WORK REQUIRED:
Give the count of lines in the data that include the string "image", with no added remarks.
>> start RECORD SET
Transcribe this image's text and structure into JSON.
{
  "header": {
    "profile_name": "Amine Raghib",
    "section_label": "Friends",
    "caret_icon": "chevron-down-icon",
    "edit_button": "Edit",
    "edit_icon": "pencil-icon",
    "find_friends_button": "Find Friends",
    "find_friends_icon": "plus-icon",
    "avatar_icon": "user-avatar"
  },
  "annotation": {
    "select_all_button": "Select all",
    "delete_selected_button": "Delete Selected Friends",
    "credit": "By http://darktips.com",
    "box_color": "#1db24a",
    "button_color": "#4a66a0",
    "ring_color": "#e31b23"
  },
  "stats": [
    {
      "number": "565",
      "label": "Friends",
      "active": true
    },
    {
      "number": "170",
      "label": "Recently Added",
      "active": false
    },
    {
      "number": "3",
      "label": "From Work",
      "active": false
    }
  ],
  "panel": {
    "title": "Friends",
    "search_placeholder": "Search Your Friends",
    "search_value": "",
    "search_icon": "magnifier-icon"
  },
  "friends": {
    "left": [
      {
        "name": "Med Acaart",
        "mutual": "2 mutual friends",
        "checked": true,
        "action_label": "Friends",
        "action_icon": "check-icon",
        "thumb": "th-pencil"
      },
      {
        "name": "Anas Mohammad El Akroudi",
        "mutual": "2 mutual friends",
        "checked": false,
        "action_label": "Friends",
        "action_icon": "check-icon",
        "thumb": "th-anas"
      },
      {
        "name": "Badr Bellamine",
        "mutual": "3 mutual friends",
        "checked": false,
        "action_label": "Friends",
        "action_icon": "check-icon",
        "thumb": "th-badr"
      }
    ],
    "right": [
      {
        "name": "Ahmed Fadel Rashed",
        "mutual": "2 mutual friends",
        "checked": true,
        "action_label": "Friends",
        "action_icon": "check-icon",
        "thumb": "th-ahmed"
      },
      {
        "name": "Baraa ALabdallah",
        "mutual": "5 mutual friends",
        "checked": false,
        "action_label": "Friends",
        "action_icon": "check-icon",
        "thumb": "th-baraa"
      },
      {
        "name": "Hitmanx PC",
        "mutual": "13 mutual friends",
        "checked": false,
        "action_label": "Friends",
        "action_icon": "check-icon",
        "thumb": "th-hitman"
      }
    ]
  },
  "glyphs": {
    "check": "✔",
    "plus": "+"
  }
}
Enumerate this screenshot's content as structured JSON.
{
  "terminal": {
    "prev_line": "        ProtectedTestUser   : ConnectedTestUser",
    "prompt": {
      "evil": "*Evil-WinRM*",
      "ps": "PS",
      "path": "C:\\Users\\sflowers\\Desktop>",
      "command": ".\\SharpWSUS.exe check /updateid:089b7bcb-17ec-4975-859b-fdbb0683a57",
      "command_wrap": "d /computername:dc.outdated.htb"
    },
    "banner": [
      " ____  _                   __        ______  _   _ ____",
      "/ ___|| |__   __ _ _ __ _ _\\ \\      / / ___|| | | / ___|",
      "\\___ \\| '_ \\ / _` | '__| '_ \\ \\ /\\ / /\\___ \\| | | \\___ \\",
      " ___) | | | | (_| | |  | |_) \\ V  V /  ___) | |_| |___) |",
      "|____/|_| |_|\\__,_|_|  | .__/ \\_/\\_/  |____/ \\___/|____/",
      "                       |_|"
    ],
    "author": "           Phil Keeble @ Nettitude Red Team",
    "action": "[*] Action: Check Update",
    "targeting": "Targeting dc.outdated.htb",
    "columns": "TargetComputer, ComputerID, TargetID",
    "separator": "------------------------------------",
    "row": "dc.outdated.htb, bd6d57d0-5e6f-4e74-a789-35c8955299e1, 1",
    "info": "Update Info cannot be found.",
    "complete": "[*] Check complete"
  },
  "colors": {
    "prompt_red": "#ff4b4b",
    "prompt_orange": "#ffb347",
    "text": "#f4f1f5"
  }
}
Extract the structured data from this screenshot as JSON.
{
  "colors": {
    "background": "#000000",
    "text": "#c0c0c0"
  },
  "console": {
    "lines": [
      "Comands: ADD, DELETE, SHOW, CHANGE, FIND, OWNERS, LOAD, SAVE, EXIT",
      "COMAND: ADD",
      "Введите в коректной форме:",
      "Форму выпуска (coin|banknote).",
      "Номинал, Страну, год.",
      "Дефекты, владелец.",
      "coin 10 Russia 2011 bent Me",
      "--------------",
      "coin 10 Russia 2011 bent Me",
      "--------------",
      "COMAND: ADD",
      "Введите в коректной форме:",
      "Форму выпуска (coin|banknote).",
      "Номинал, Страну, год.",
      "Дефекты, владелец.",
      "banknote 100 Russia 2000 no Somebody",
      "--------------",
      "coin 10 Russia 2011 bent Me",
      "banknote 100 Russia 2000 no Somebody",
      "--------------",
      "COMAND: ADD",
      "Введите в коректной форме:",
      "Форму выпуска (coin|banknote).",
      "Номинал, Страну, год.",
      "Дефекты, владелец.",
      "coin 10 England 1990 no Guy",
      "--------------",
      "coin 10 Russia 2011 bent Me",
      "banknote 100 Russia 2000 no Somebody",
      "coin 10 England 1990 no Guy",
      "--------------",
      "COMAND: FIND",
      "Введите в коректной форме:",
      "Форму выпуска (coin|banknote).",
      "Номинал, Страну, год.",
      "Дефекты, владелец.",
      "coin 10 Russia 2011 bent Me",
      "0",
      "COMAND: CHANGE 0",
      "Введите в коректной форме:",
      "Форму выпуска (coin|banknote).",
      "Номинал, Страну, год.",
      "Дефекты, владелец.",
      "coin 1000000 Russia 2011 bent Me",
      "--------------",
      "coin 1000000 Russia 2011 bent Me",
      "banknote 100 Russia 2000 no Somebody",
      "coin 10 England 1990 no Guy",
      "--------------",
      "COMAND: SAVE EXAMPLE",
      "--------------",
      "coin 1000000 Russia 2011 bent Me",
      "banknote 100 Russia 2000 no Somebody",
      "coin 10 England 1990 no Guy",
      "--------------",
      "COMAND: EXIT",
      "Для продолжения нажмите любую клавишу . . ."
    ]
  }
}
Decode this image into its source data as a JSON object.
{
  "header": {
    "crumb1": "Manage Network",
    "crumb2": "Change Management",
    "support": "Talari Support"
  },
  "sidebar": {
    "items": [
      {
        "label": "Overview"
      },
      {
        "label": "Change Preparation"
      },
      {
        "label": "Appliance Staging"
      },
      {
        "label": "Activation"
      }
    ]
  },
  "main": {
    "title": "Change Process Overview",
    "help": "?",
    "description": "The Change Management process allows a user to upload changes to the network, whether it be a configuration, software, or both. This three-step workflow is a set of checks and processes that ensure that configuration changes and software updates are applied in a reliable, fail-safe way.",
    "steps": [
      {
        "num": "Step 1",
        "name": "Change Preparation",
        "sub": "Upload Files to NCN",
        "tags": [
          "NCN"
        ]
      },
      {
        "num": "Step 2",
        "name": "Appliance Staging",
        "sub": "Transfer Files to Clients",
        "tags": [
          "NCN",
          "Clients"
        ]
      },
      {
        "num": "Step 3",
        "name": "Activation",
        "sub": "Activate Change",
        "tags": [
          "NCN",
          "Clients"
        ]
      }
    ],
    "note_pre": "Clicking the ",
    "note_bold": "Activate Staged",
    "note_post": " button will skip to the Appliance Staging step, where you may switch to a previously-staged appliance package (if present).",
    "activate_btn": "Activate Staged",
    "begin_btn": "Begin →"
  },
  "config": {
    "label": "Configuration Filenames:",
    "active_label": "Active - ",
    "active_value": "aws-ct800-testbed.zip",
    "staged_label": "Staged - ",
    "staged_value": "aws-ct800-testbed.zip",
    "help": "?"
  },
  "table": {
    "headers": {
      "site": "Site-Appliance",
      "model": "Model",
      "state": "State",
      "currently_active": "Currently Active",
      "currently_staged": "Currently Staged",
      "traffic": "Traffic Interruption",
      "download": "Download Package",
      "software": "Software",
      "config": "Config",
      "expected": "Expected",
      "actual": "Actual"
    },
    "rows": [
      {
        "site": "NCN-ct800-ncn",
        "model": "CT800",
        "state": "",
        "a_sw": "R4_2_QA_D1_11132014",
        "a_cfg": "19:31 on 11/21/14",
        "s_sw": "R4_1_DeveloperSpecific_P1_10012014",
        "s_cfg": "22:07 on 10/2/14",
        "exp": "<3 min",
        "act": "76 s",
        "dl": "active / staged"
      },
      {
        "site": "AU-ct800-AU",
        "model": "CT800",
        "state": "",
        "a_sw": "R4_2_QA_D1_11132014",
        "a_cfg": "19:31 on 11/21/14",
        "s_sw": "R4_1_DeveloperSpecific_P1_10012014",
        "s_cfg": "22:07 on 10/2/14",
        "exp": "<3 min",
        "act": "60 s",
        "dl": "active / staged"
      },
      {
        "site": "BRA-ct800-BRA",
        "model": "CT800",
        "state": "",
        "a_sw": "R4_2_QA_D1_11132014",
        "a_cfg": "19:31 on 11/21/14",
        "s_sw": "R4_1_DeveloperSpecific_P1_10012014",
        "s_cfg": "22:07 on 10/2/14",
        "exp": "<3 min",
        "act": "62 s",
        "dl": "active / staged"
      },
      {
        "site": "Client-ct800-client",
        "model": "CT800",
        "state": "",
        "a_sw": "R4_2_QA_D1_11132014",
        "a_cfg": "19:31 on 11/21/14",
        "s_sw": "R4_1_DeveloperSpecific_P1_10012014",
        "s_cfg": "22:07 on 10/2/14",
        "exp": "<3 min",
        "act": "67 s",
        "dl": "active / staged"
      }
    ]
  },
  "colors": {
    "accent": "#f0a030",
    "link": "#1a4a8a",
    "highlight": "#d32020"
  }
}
>> end RECORD SET
RESULT OF THIS TASK:
2